» **Task requirements**: Filter the data for lines with the word "Editar", then copy every line so identified.

+ + + +

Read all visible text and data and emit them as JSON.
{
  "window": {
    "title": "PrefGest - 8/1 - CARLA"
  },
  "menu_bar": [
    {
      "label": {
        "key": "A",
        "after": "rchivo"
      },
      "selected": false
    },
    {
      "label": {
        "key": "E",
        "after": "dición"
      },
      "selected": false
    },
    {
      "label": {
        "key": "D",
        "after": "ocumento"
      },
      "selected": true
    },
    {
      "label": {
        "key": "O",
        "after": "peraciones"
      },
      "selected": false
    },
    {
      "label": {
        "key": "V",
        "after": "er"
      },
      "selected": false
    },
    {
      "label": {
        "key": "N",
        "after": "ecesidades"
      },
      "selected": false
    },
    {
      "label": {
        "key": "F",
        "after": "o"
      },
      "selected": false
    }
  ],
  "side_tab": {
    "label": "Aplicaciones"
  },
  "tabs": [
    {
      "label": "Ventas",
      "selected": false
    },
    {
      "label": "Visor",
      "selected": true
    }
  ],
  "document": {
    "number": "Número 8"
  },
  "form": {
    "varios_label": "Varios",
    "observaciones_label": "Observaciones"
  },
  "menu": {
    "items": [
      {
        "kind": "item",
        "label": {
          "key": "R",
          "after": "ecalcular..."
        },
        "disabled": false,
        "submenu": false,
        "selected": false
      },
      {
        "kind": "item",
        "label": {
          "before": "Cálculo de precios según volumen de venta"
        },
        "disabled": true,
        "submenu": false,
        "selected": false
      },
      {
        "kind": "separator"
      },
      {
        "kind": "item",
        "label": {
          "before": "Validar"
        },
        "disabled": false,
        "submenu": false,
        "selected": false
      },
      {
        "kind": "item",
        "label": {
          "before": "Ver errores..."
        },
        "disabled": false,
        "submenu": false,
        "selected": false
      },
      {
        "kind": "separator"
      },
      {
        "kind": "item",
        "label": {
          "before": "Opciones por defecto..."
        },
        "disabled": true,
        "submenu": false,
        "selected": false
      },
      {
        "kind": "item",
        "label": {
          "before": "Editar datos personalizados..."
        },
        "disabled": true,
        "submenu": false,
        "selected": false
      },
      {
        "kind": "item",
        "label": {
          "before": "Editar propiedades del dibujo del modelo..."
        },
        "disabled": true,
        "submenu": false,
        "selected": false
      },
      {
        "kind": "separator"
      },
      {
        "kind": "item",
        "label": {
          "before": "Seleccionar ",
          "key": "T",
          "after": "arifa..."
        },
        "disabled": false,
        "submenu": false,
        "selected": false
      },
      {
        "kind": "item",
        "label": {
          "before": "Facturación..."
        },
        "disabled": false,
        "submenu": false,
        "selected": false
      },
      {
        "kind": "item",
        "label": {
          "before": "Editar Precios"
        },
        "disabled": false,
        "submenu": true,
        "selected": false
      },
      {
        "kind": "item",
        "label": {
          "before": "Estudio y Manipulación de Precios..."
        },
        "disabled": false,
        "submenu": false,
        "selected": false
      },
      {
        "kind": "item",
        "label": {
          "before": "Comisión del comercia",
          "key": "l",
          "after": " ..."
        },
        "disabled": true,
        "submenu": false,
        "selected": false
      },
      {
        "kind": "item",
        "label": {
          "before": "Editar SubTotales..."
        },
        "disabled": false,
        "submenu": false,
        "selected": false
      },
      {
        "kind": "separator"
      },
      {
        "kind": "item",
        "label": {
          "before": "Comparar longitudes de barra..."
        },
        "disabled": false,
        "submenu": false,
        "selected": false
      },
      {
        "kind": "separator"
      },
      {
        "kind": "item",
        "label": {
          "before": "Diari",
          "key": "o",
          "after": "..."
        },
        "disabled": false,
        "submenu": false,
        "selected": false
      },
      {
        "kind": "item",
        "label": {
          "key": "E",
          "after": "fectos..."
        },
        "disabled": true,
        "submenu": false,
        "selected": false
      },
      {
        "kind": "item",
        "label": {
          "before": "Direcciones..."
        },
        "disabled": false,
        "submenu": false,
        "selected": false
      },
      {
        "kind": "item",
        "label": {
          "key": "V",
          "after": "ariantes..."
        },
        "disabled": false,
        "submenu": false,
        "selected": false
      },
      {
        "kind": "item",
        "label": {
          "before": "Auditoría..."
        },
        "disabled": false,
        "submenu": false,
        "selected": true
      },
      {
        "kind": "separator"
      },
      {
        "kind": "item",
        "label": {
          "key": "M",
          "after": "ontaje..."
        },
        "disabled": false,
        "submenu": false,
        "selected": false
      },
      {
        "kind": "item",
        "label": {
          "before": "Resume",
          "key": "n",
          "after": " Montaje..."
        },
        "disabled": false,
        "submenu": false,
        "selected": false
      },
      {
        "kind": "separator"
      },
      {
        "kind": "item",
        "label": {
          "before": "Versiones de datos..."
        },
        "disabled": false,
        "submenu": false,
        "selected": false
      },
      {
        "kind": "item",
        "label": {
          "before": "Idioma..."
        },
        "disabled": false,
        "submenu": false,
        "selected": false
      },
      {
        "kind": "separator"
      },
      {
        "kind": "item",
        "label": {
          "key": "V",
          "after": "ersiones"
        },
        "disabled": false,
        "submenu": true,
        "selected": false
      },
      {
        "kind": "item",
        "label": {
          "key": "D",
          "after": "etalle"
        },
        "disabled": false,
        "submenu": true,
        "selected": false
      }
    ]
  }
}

+ + + +

» **Expected answer**:
          "before": "Editar datos personalizados..."
          "before": "Editar propiedades del dibujo del modelo..."
          "before": "Editar Precios"
          "before": "Editar SubTotales..."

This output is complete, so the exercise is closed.